§ What the exercise asks:
Quote the listing below in its entirety, omitting every image.
begin Input material
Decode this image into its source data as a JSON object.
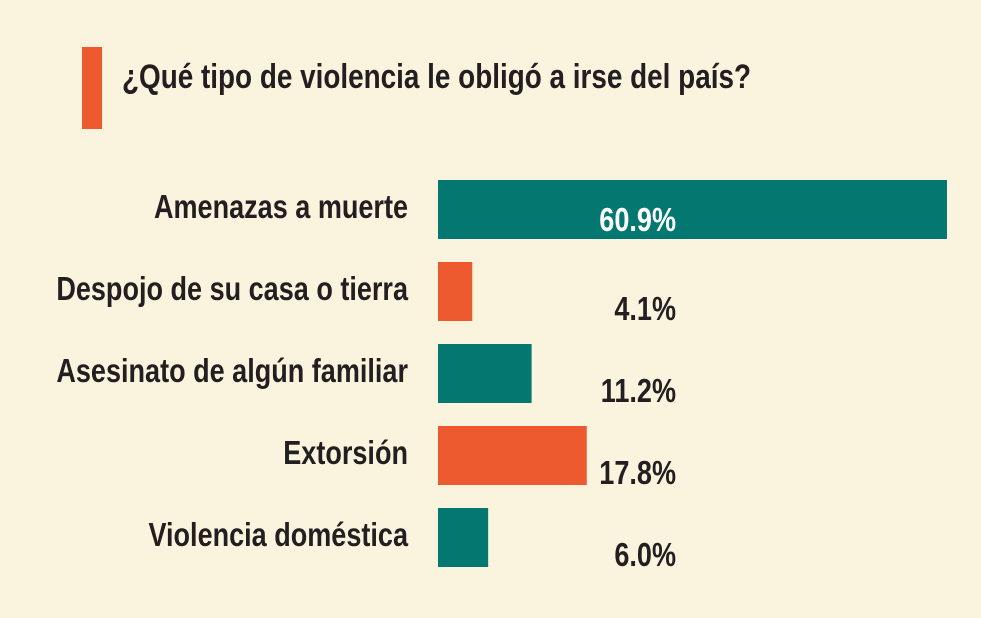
{
  "colors": {
    "background": "#faf3de",
    "accent": "#ee5a2f",
    "teal": "#057771",
    "text": "#231f20"
  },
  "chart_data": {
    "type": "bar",
    "orientation": "horizontal",
    "title": "¿Qué tipo de violencia le obligó a irse del país?",
    "categories": [
      "Amenazas a muerte",
      "Despojo de su casa o tierra",
      "Asesinato de algún familiar",
      "Extorsión",
      "Violencia doméstica"
    ],
    "values": [
      60.9,
      4.1,
      11.2,
      17.8,
      6.0
    ],
    "value_labels": [
      "60.9%",
      "4.1%",
      "11.2%",
      "17.8%",
      "6.0%"
    ],
    "bar_colors": [
      "#057771",
      "#ee5a2f",
      "#057771",
      "#ee5a2f",
      "#057771"
    ],
    "xlim": [
      0,
      60.9
    ],
    "grid": false,
    "legend": "none"
  }
}
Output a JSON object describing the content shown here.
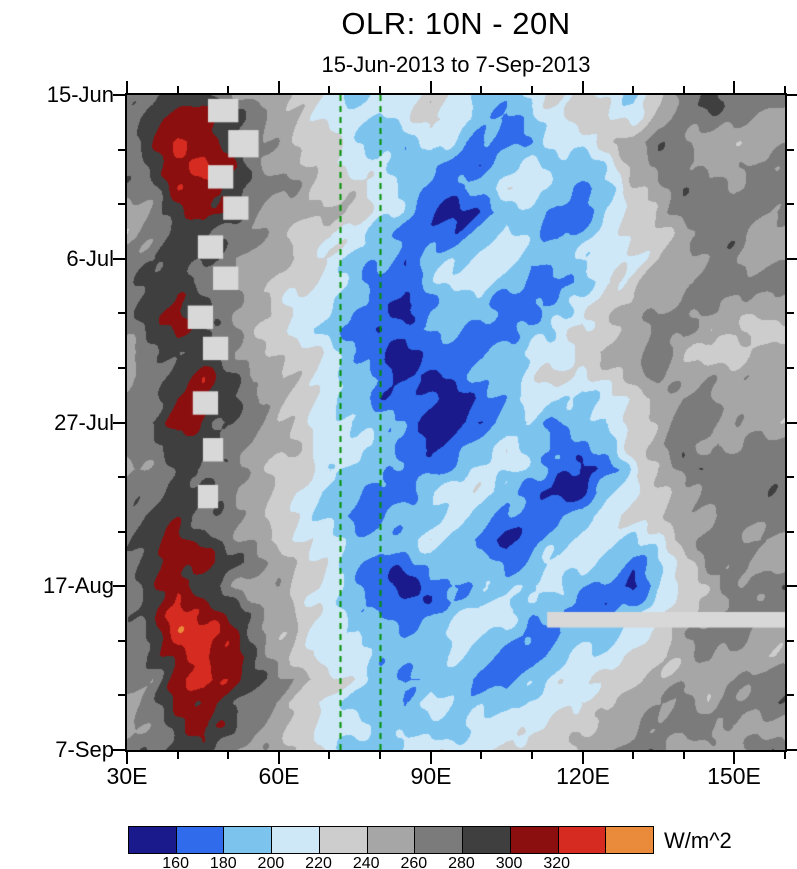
{
  "header": {
    "title": "OLR: 10N - 20N",
    "subtitle": "15-Jun-2013 to 7-Sep-2013"
  },
  "axes": {
    "x": {
      "range": [
        30,
        160
      ],
      "major_lons": [
        30,
        60,
        90,
        120,
        150
      ],
      "major_labels": [
        "30E",
        "60E",
        "90E",
        "120E",
        "150E"
      ],
      "minor_lons": [
        40,
        50,
        70,
        80,
        100,
        110,
        130,
        140,
        160
      ]
    },
    "y": {
      "range_days": [
        0,
        84
      ],
      "major_days": [
        0,
        21,
        42,
        63,
        84
      ],
      "major_labels": [
        "15-Jun",
        "6-Jul",
        "27-Jul",
        "17-Aug",
        "7-Sep"
      ],
      "minor_days": [
        7,
        14,
        28,
        35,
        49,
        56,
        70,
        77
      ]
    }
  },
  "colorbar": {
    "units": "W/m^2",
    "tick_labels": [
      "160",
      "180",
      "200",
      "220",
      "240",
      "260",
      "280",
      "300",
      "320"
    ],
    "colors": [
      "#1a1a8c",
      "#2f6bea",
      "#7cc4ee",
      "#cfe8f8",
      "#cdcdcd",
      "#a6a6a6",
      "#7b7b7b",
      "#3f3f3f",
      "#8b0f0f",
      "#d62b20",
      "#e98b3a"
    ]
  },
  "chart_data": {
    "type": "heatmap",
    "title": "OLR: 10N - 20N",
    "subtitle": "15-Jun-2013 to 7-Sep-2013",
    "units": "W/m^2",
    "x_axis": "longitude_degE",
    "y_axis": "time",
    "x_range": [
      30,
      160
    ],
    "y_range_days": [
      0,
      84
    ],
    "y_time": {
      "start": "15-Jun-2013",
      "end": "7-Sep-2013",
      "step_days": 3,
      "count": 29
    },
    "x_lon": {
      "start": 30,
      "step": 5,
      "count": 26
    },
    "levels": [
      160,
      180,
      200,
      220,
      240,
      260,
      280,
      300,
      320,
      340
    ],
    "level_colors": [
      "#1a1a8c",
      "#2f6bea",
      "#7cc4ee",
      "#cfe8f8",
      "#cdcdcd",
      "#a6a6a6",
      "#7b7b7b",
      "#3f3f3f",
      "#8b0f0f",
      "#d62b20",
      "#e98b3a"
    ],
    "value_encoding": "each char c in grid_rows is a band index i (0-9,a); OLR value = 150 + 20*i W/m^2",
    "grid_rows": [
      "66776554323343223443246766",
      "67887654332343212344356665",
      "67987654432232112334566555",
      "67898655433221123223566556",
      "66887665443211233212456656",
      "56787655543210122113456666",
      "56776654432111232123445665",
      "66776554322122332233345665",
      "67766544321123321123455666",
      "67876543321012211234556655",
      "67876543211122112344566554",
      "56776544321011123345565445",
      "56787554321001223434565555",
      "66887654321110123323456655",
      "67876654322100122123456655",
      "66776554332101232112456556",
      "56766544322112332101356666",
      "66776543221123321002345666",
      "67766543211223211123445566",
      "67876543322232101233235665",
      "67887654321122212332124665",
      "67876554321011223321024566",
      "67987654321112332211234566",
      "67998654322123321122345665",
      "67898754332223211233445655",
      "66898765432122112334455556",
      "56887654322232223344556566",
      "56787654332222333445566655",
      "66776554322333344455665556"
    ],
    "missing_color": "#d8d8d8",
    "missing_rects": [
      [
        46,
        52,
        0.5,
        3.5
      ],
      [
        50,
        56,
        4.5,
        8
      ],
      [
        46,
        51,
        9,
        12
      ],
      [
        49,
        54,
        13,
        16
      ],
      [
        44,
        49,
        18,
        21
      ],
      [
        47,
        52,
        22,
        25
      ],
      [
        42,
        47,
        27,
        30
      ],
      [
        45,
        50,
        31,
        34
      ],
      [
        43,
        48,
        38,
        41
      ],
      [
        45,
        49,
        44,
        47
      ],
      [
        44,
        48,
        50,
        53
      ],
      [
        113,
        160,
        66.3,
        68.3
      ]
    ],
    "reference_lines_lon": [
      72,
      80
    ],
    "reference_line_color": "#008f00"
  }
}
end Input material
§ Result of the task:
Decode this image into its source data as a JSON object.
{
  "colors": {
    "background": "#faf3de",
    "accent": "#ee5a2f",
    "teal": "#057771",
    "text": "#231f20"
  },
  "chart_data": {
    "type": "bar",
    "orientation": "horizontal",
    "title": "¿Qué tipo de violencia le obligó a irse del país?",
    "categories": [
      "Amenazas a muerte",
      "Despojo de su casa o tierra",
      "Asesinato de algún familiar",
      "Extorsión",
      "Violencia doméstica"
    ],
    "values": [
      60.9,
      4.1,
      11.2,
      17.8,
      6.0
    ],
    "value_labels": [
      "60.9%",
      "4.1%",
      "11.2%",
      "17.8%",
      "6.0%"
    ],
    "bar_colors": [
      "#057771",
      "#ee5a2f",
      "#057771",
      "#ee5a2f",
      "#057771"
    ],
    "xlim": [
      0,
      60.9
    ],
    "grid": false,
    "legend": "none"
  }
}
Output a JSON object describing the content shown here.
{
  "header": {
    "title": "OLR: 10N - 20N",
    "subtitle": "15-Jun-2013 to 7-Sep-2013"
  },
  "axes": {
    "x": {
      "range": [
        30,
        160
      ],
      "major_lons": [
        30,
        60,
        90,
        120,
        150
      ],
      "major_labels": [
        "30E",
        "60E",
        "90E",
        "120E",
        "150E"
      ],
      "minor_lons": [
        40,
        50,
        70,
        80,
        100,
        110,
        130,
        140,
        160
      ]
    },
    "y": {
      "range_days": [
        0,
        84
      ],
      "major_days": [
        0,
        21,
        42,
        63,
        84
      ],
      "major_labels": [
        "15-Jun",
        "6-Jul",
        "27-Jul",
        "17-Aug",
        "7-Sep"
      ],
      "minor_days": [
        7,
        14,
        28,
        35,
        49,
        56,
        70,
        77
      ]
    }
  },
  "colorbar": {
    "units": "W/m^2",
    "tick_labels": [
      "160",
      "180",
      "200",
      "220",
      "240",
      "260",
      "280",
      "300",
      "320"
    ],
    "colors": [
      "#1a1a8c",
      "#2f6bea",
      "#7cc4ee",
      "#cfe8f8",
      "#cdcdcd",
      "#a6a6a6",
      "#7b7b7b",
      "#3f3f3f",
      "#8b0f0f",
      "#d62b20",
      "#e98b3a"
    ]
  },
  "chart_data": {
    "type": "heatmap",
    "title": "OLR: 10N - 20N",
    "subtitle": "15-Jun-2013 to 7-Sep-2013",
    "units": "W/m^2",
    "x_axis": "longitude_degE",
    "y_axis": "time",
    "x_range": [
      30,
      160
    ],
    "y_range_days": [
      0,
      84
    ],
    "y_time": {
      "start": "15-Jun-2013",
      "end": "7-Sep-2013",
      "step_days": 3,
      "count": 29
    },
    "x_lon": {
      "start": 30,
      "step": 5,
      "count": 26
    },
    "levels": [
      160,
      180,
      200,
      220,
      240,
      260,
      280,
      300,
      320,
      340
    ],
    "level_colors": [
      "#1a1a8c",
      "#2f6bea",
      "#7cc4ee",
      "#cfe8f8",
      "#cdcdcd",
      "#a6a6a6",
      "#7b7b7b",
      "#3f3f3f",
      "#8b0f0f",
      "#d62b20",
      "#e98b3a"
    ],
    "value_encoding": "each char c in grid_rows is a band index i (0-9,a); OLR value = 150 + 20*i W/m^2",
    "grid_rows": [
      "66776554323343223443246766",
      "67887654332343212344356665",
      "67987654432232112334566555",
      "67898655433221123223566556",
      "66887665443211233212456656",
      "56787655543210122113456666",
      "56776654432111232123445665",
      "66776554322122332233345665",
      "67766544321123321123455666",
      "67876543321012211234556655",
      "67876543211122112344566554",
      "56776544321011123345565445",
      "56787554321001223434565555",
      "66887654321110123323456655",
      "67876654322100122123456655",
      "66776554332101232112456556",
      "56766544322112332101356666",
      "66776543221123321002345666",
      "67766543211223211123445566",
      "67876543322232101233235665",
      "67887654321122212332124665",
      "67876554321011223321024566",
      "67987654321112332211234566",
      "67998654322123321122345665",
      "67898754332223211233445655",
      "66898765432122112334455556",
      "56887654322232223344556566",
      "56787654332222333445566655",
      "66776554322333344455665556"
    ],
    "missing_color": "#d8d8d8",
    "missing_rects": [
      [
        46,
        52,
        0.5,
        3.5
      ],
      [
        50,
        56,
        4.5,
        8
      ],
      [
        46,
        51,
        9,
        12
      ],
      [
        49,
        54,
        13,
        16
      ],
      [
        44,
        49,
        18,
        21
      ],
      [
        47,
        52,
        22,
        25
      ],
      [
        42,
        47,
        27,
        30
      ],
      [
        45,
        50,
        31,
        34
      ],
      [
        43,
        48,
        38,
        41
      ],
      [
        45,
        49,
        44,
        47
      ],
      [
        44,
        48,
        50,
        53
      ],
      [
        113,
        160,
        66.3,
        68.3
      ]
    ],
    "reference_lines_lon": [
      72,
      80
    ],
    "reference_line_color": "#008f00"
  }
}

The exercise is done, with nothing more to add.